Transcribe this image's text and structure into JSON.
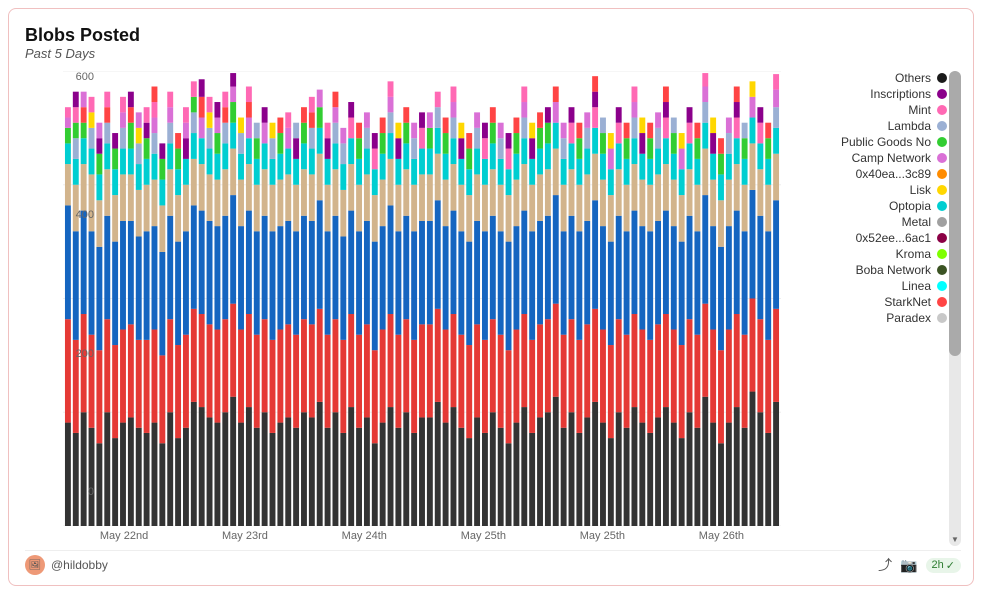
{
  "card": {
    "title": "Blobs Posted",
    "subtitle": "Past 5 Days"
  },
  "chart": {
    "y_labels": [
      "600",
      "400",
      "200",
      "0"
    ],
    "x_labels": [
      "May 22nd",
      "May 23rd",
      "May 24th",
      "May 25th",
      "May 25th",
      "May 26th"
    ]
  },
  "legend": {
    "items": [
      {
        "label": "Others",
        "color": "#1a1a1a"
      },
      {
        "label": "Inscriptions",
        "color": "#8B008B"
      },
      {
        "label": "Mint",
        "color": "#FF69B4"
      },
      {
        "label": "Lambda",
        "color": "#9BB0D4"
      },
      {
        "label": "Public Goods No",
        "color": "#32CD32"
      },
      {
        "label": "Camp Network",
        "color": "#DA70D6"
      },
      {
        "label": "0x40ea...3c89",
        "color": "#FF8C00"
      },
      {
        "label": "Lisk",
        "color": "#FFD700"
      },
      {
        "label": "Optopia",
        "color": "#00CED1"
      },
      {
        "label": "Metal",
        "color": "#A0A0A0"
      },
      {
        "label": "0x52ee...6ac1",
        "color": "#8B0045"
      },
      {
        "label": "Kroma",
        "color": "#7FFF00"
      },
      {
        "label": "Boba Network",
        "color": "#3B5323"
      },
      {
        "label": "Linea",
        "color": "#00FFFF"
      },
      {
        "label": "StarkNet",
        "color": "#FF4444"
      },
      {
        "label": "Paradex",
        "color": "#C8C8C8"
      }
    ]
  },
  "footer": {
    "username": "@hildobby",
    "badge": "2h",
    "icons": [
      "share-icon",
      "camera-icon",
      "check-icon"
    ]
  }
}
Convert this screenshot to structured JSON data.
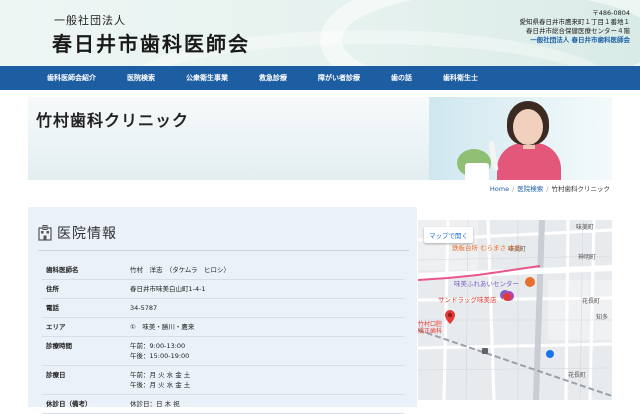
{
  "header": {
    "org_prefix": "一般社団法人",
    "org_name": "春日井市歯科医師会",
    "address": {
      "postal": "〒486-0804",
      "line1": "愛知県春日井市鷹来町１丁目１番地１",
      "line2": "春日井市総合保健医療センター４階",
      "brand": "一般社団法人 春日井市歯科医師会"
    }
  },
  "nav": {
    "items": [
      "歯科医師会紹介",
      "医院検索",
      "公衆衛生事業",
      "救急診療",
      "障がい者診療",
      "歯の話",
      "歯科衛生士"
    ]
  },
  "banner": {
    "title": "竹村歯科クリニック"
  },
  "breadcrumb": {
    "home": "Home",
    "search": "医院検索",
    "current": "竹村歯科クリニック",
    "separator": "/"
  },
  "info": {
    "heading": "医院情報",
    "rows": [
      {
        "key": "歯科医師名",
        "value": "竹村　洋志　（タケムラ　ヒロシ）"
      },
      {
        "key": "住所",
        "value": "春日井市味美白山町1-4-1"
      },
      {
        "key": "電話",
        "value": "34-5787"
      },
      {
        "key": "エリア",
        "value": "①　味美・勝川・鷹来"
      },
      {
        "key": "診療時間",
        "value": "午前：9:00-13:00\n午後：15:00-19:00"
      },
      {
        "key": "診療日",
        "value": "午前：月 火 水 金 土\n午後：月 火 水 金 土"
      },
      {
        "key": "休診日（備考）",
        "value": "休診日：日 木 祝"
      }
    ]
  },
  "map": {
    "open_button": "マップで開く",
    "labels": {
      "ajiyoshi_town": "味美町",
      "ajiyoshi_town_2": "味美町",
      "shinmei_town": "神明町",
      "supermarket": "鉄板台所 むらまさ 本店",
      "fureai_center": "味美ふれあいセンター",
      "drugstore": "サンドラッグ味美店",
      "kamigo": "花長町",
      "kanagawa": "知多",
      "ajiyoshi_ekimae": "味美",
      "clinic": "竹村口腔矯正歯科",
      "hanamachi": "花長町"
    }
  },
  "colors": {
    "nav_bg": "#1d5ea3",
    "brand_blue": "#1c5fa8",
    "info_bg": "#eaf1f8",
    "route_pink": "#e9558d"
  }
}
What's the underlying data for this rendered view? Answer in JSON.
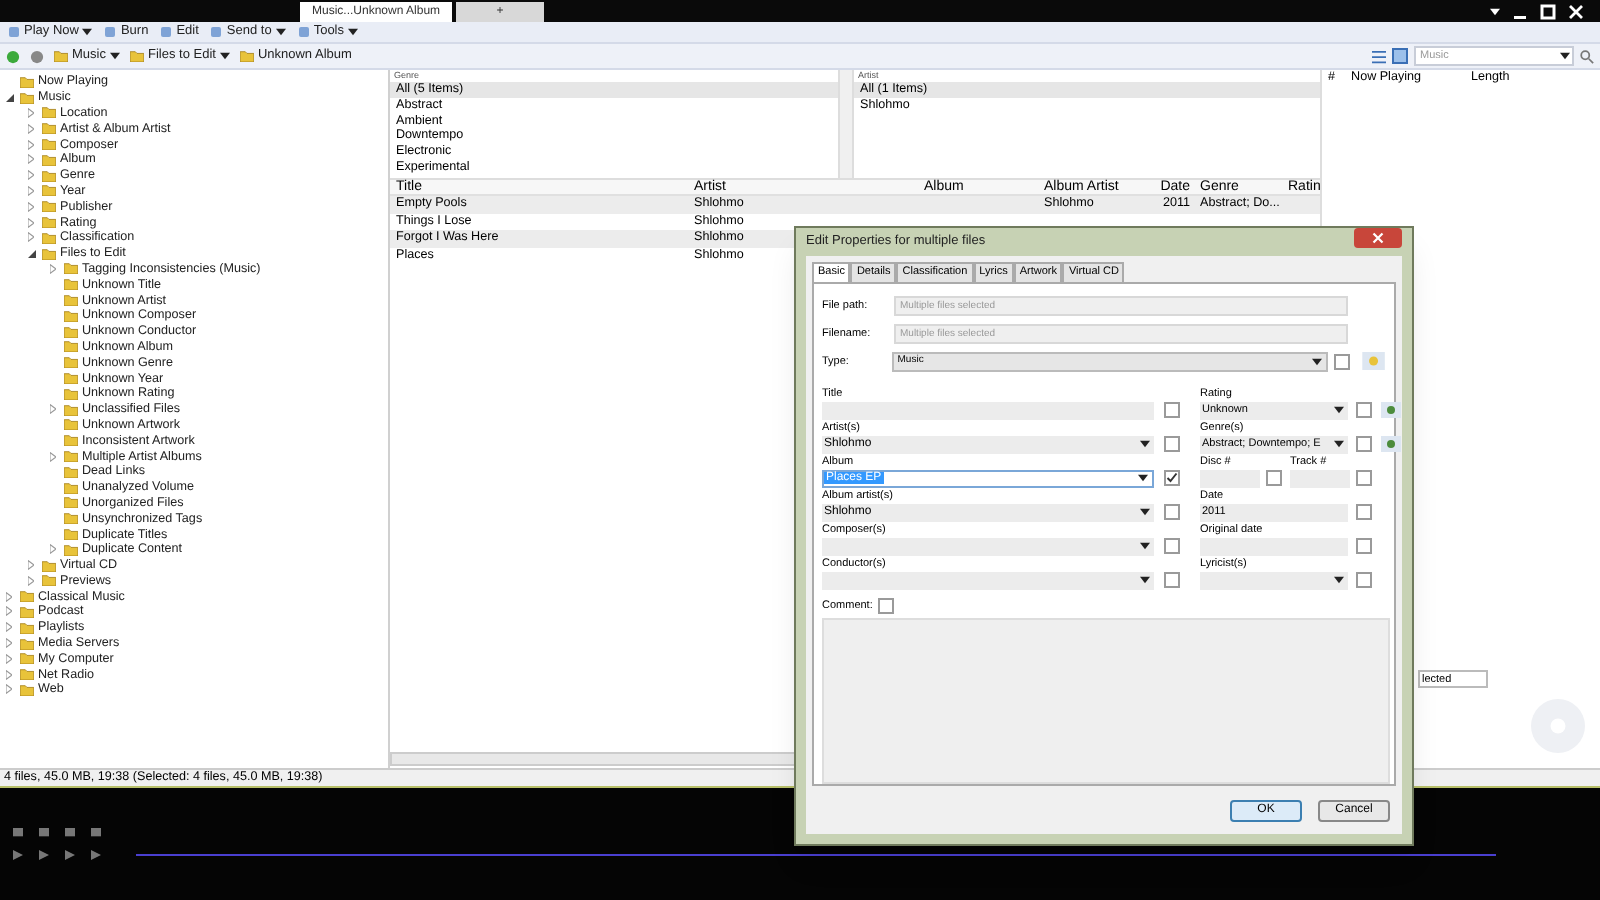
{
  "tabs": [
    {
      "label": "Music...Unknown Album",
      "selected": true
    },
    {
      "label": "+",
      "selected": false
    }
  ],
  "toolbar": [
    {
      "label": "Play Now",
      "menu": true
    },
    {
      "label": "Burn",
      "menu": false
    },
    {
      "label": "Edit",
      "menu": false
    },
    {
      "label": "Send to",
      "menu": true
    },
    {
      "label": "Tools",
      "menu": true
    }
  ],
  "breadcrumb": [
    {
      "label": "Music",
      "menu": true
    },
    {
      "label": "Files to Edit",
      "menu": true
    },
    {
      "label": "Unknown Album",
      "menu": false
    }
  ],
  "search": {
    "placeholder": "Music"
  },
  "tree": [
    {
      "label": "Now Playing",
      "kind": "leaf"
    },
    {
      "label": "Music",
      "kind": "branch",
      "expanded": true,
      "children": [
        {
          "label": "Location",
          "kind": "branch",
          "expanded": false
        },
        {
          "label": "Artist & Album Artist",
          "kind": "branch",
          "expanded": false
        },
        {
          "label": "Composer",
          "kind": "branch",
          "expanded": false
        },
        {
          "label": "Album",
          "kind": "branch",
          "expanded": false
        },
        {
          "label": "Genre",
          "kind": "branch",
          "expanded": false
        },
        {
          "label": "Year",
          "kind": "branch",
          "expanded": false
        },
        {
          "label": "Publisher",
          "kind": "branch",
          "expanded": false
        },
        {
          "label": "Rating",
          "kind": "branch",
          "expanded": false
        },
        {
          "label": "Classification",
          "kind": "branch",
          "expanded": false
        },
        {
          "label": "Files to Edit",
          "kind": "branch",
          "expanded": true,
          "children": [
            {
              "label": "Tagging Inconsistencies (Music)",
              "kind": "branch",
              "expanded": false
            },
            {
              "label": "Unknown Title",
              "kind": "leaf"
            },
            {
              "label": "Unknown Artist",
              "kind": "leaf"
            },
            {
              "label": "Unknown Composer",
              "kind": "leaf"
            },
            {
              "label": "Unknown Conductor",
              "kind": "leaf"
            },
            {
              "label": "Unknown Album",
              "kind": "leaf"
            },
            {
              "label": "Unknown Genre",
              "kind": "leaf"
            },
            {
              "label": "Unknown Year",
              "kind": "leaf"
            },
            {
              "label": "Unknown Rating",
              "kind": "leaf"
            },
            {
              "label": "Unclassified Files",
              "kind": "branch",
              "expanded": false
            },
            {
              "label": "Unknown Artwork",
              "kind": "leaf"
            },
            {
              "label": "Inconsistent Artwork",
              "kind": "leaf"
            },
            {
              "label": "Multiple Artist Albums",
              "kind": "branch",
              "expanded": false
            },
            {
              "label": "Dead Links",
              "kind": "leaf"
            },
            {
              "label": "Unanalyzed Volume",
              "kind": "leaf"
            },
            {
              "label": "Unorganized Files",
              "kind": "leaf"
            },
            {
              "label": "Unsynchronized Tags",
              "kind": "leaf"
            },
            {
              "label": "Duplicate Titles",
              "kind": "leaf"
            },
            {
              "label": "Duplicate Content",
              "kind": "branch",
              "expanded": false
            }
          ]
        },
        {
          "label": "Virtual CD",
          "kind": "branch",
          "expanded": false
        },
        {
          "label": "Previews",
          "kind": "branch",
          "expanded": false
        }
      ]
    },
    {
      "label": "Classical Music",
      "kind": "branch",
      "expanded": false
    },
    {
      "label": "Podcast",
      "kind": "branch",
      "expanded": false
    },
    {
      "label": "Playlists",
      "kind": "branch",
      "expanded": false
    },
    {
      "label": "Media Servers",
      "kind": "branch",
      "expanded": false
    },
    {
      "label": "My Computer",
      "kind": "branch",
      "expanded": false
    },
    {
      "label": "Net Radio",
      "kind": "branch",
      "expanded": false
    },
    {
      "label": "Web",
      "kind": "branch",
      "expanded": false
    }
  ],
  "genre_filter": {
    "heading": "Genre",
    "items": [
      {
        "label": "All (5 Items)",
        "selected": true
      },
      {
        "label": "Abstract",
        "selected": false
      },
      {
        "label": "Ambient",
        "selected": false
      },
      {
        "label": "Downtempo",
        "selected": false
      },
      {
        "label": "Electronic",
        "selected": false
      },
      {
        "label": "Experimental",
        "selected": false
      }
    ]
  },
  "artist_filter": {
    "heading": "Artist",
    "items": [
      {
        "label": "All (1 Items)",
        "selected": true
      },
      {
        "label": "Shlohmo",
        "selected": false
      }
    ]
  },
  "now_playing": {
    "columns": [
      "#",
      "Now Playing",
      "Length"
    ],
    "field_value": "lected"
  },
  "tracks": {
    "columns": [
      "Title",
      "Artist",
      "Album",
      "Album Artist",
      "Date",
      "Genre",
      "Ratin"
    ],
    "rows": [
      [
        "Empty Pools",
        "Shlohmo",
        "",
        "Shlohmo",
        "2011",
        "Abstract; Do..."
      ],
      [
        "Things I Lose",
        "Shlohmo"
      ],
      [
        "Forgot I Was Here",
        "Shlohmo"
      ],
      [
        "Places",
        "Shlohmo"
      ]
    ]
  },
  "status_bar": "4 files, 45.0 MB, 19:38 (Selected: 4 files, 45.0 MB, 19:38)",
  "dialog": {
    "title": "Edit Properties for multiple files",
    "tabs": [
      {
        "label": "Basic",
        "selected": true
      },
      {
        "label": "Details",
        "selected": false
      },
      {
        "label": "Classification",
        "selected": false
      },
      {
        "label": "Lyrics",
        "selected": false
      },
      {
        "label": "Artwork",
        "selected": false
      },
      {
        "label": "Virtual CD",
        "selected": false
      }
    ],
    "file_path": {
      "label": "File path:",
      "placeholder": "Multiple files selected"
    },
    "filename": {
      "label": "Filename:",
      "placeholder": "Multiple files selected"
    },
    "type": {
      "label": "Type:",
      "value": "Music",
      "checked": false
    },
    "left_fields": [
      {
        "label": "Title",
        "kind": "text",
        "checked": false,
        "selected": false
      },
      {
        "label": "Artist(s)",
        "value": "Shlohmo",
        "kind": "dropdown",
        "checked": false,
        "selected": false
      },
      {
        "label": "Album",
        "value": "Places EP",
        "kind": "dropdown",
        "checked": true,
        "selected": true
      },
      {
        "label": "Album artist(s)",
        "value": "Shlohmo",
        "kind": "dropdown",
        "checked": false,
        "selected": false
      },
      {
        "label": "Composer(s)",
        "kind": "dropdown",
        "checked": false,
        "selected": false
      },
      {
        "label": "Conductor(s)",
        "kind": "dropdown",
        "checked": false,
        "selected": false
      }
    ],
    "right_fields": [
      {
        "label": "Rating",
        "value": "Unknown",
        "kind": "dropdown",
        "checked": false,
        "side_button": true
      },
      {
        "label": "Genre(s)",
        "value": "Abstract; Downtempo; E",
        "kind": "dropdown",
        "checked": false,
        "side_button": true
      },
      {
        "kind": "pair",
        "parts": [
          {
            "label": "Disc #",
            "checked": false
          },
          {
            "label": "Track #",
            "checked": false
          }
        ]
      },
      {
        "label": "Date",
        "value": "2011",
        "kind": "text",
        "checked": false,
        "side_button": false
      },
      {
        "label": "Original date",
        "kind": "text",
        "checked": false,
        "side_button": false
      },
      {
        "label": "Lyricist(s)",
        "kind": "dropdown",
        "checked": false,
        "side_button": false
      }
    ],
    "comment": {
      "label": "Comment:",
      "checked": false
    },
    "buttons": [
      {
        "label": "OK",
        "kind": "default"
      },
      {
        "label": "Cancel",
        "kind": "normal"
      }
    ]
  }
}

[What to do]:
Filter the records above and return every line that holds the word "Conductor".

[Finished task]:
              "label": "Unknown Conductor",
        "label": "Conductor(s)",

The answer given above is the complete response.